[Exercise details]:
Transcribe the data in full and exactly, omitting any pictures.
++++++++++++++++++++
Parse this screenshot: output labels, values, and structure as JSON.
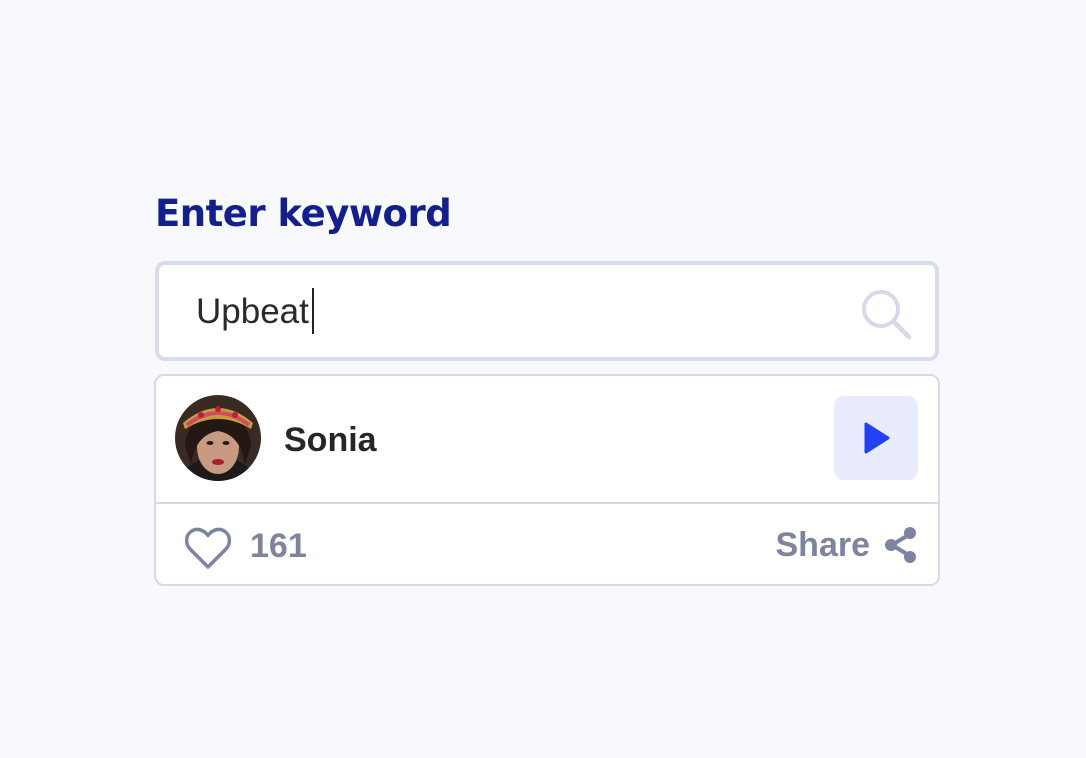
{
  "heading": "Enter keyword",
  "search": {
    "value": "Upbeat",
    "icon": "search-icon"
  },
  "result": {
    "name": "Sonia",
    "avatar_icon": "avatar-photo",
    "play_icon": "play-icon",
    "likes": "161",
    "share_label": "Share",
    "share_icon": "share-icon",
    "heart_icon": "heart-outline-icon"
  },
  "colors": {
    "heading": "#13208b",
    "accent": "#2340f2",
    "play_bg": "#e9ecff",
    "muted": "#7e849e",
    "border": "#d9dcec",
    "background": "#f8f9fc"
  }
}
++++++++++++++++++++
[Written solution]:
Parse this screenshot: output labels, values, and structure as JSON.
{
  "heading": "Enter keyword",
  "search": {
    "value": "Upbeat",
    "icon": "search-icon"
  },
  "result": {
    "name": "Sonia",
    "avatar_icon": "avatar-photo",
    "play_icon": "play-icon",
    "likes": "161",
    "share_label": "Share",
    "share_icon": "share-icon",
    "heart_icon": "heart-outline-icon"
  },
  "colors": {
    "heading": "#13208b",
    "accent": "#2340f2",
    "play_bg": "#e9ecff",
    "muted": "#7e849e",
    "border": "#d9dcec",
    "background": "#f8f9fc"
  }
}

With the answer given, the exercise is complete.